§ **TASK TO COMPLETE**
List each line of the data in which the string "note" appears.

§ **DATA TO PROCESS**
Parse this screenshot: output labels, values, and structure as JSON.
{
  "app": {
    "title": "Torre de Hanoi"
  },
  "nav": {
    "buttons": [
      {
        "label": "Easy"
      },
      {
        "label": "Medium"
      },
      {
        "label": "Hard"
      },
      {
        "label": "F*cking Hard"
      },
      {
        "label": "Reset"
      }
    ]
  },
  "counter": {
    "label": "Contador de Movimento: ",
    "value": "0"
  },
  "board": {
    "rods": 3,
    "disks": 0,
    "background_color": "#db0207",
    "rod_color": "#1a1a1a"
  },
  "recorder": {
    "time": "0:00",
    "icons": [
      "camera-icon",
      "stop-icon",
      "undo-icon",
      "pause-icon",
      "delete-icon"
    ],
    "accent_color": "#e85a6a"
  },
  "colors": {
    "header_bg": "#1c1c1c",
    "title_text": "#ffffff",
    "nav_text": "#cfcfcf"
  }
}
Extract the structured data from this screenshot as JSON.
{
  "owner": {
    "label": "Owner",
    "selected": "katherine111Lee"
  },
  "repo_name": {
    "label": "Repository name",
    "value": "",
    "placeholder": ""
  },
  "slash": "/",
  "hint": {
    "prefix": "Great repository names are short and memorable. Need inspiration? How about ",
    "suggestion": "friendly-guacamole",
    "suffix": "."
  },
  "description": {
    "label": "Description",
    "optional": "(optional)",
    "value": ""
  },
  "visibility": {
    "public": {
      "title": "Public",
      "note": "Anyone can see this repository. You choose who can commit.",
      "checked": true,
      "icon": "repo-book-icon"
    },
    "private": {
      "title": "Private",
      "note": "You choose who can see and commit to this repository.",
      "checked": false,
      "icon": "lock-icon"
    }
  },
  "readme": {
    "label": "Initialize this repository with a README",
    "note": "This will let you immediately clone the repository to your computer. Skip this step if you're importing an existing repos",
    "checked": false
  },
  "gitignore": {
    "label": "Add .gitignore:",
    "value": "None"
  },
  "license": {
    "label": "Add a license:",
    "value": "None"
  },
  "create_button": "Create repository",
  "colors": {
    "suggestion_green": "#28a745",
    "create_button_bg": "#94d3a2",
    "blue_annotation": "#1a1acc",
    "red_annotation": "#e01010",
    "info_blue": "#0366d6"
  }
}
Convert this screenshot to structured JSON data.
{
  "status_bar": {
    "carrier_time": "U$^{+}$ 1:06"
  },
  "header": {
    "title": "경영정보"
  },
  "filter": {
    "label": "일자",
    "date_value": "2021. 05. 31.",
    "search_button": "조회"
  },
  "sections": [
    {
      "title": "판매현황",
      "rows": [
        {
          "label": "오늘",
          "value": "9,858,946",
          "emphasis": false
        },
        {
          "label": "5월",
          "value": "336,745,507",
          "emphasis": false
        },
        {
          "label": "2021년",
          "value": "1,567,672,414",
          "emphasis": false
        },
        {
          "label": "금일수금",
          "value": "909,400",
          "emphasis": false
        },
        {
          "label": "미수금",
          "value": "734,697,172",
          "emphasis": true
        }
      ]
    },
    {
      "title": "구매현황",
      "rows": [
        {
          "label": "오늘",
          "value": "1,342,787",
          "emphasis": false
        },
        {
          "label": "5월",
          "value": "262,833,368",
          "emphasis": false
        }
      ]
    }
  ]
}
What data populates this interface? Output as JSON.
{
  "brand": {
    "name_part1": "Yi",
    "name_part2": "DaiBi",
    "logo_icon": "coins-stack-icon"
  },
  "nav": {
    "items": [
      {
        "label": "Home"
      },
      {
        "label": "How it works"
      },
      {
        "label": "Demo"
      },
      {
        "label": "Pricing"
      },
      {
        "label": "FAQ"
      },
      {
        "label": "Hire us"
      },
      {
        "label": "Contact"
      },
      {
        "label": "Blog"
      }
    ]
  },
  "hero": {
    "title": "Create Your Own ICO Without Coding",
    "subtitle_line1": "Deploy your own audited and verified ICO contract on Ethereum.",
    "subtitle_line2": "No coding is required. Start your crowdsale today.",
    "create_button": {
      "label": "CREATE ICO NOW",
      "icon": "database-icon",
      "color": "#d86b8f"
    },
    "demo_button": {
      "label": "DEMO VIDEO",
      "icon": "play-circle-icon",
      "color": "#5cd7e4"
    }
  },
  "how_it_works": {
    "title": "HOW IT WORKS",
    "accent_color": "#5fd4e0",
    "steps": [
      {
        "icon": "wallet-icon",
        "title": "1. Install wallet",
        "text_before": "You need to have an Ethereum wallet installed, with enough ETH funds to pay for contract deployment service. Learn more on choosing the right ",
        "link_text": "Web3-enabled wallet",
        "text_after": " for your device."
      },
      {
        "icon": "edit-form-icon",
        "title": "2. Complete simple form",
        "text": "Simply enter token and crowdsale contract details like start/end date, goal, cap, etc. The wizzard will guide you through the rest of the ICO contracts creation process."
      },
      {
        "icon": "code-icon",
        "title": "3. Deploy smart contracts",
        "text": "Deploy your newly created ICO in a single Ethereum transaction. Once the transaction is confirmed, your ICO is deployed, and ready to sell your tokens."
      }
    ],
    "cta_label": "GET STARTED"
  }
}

§ **EXERCISE RESULT**
      "note": "Anyone can see this repository. You choose who can commit.",
      "note": "You choose who can see and commit to this repository.",
    "note": "This will let you immediately clone the repository to your computer. Skip this step if you're importing an existing repos",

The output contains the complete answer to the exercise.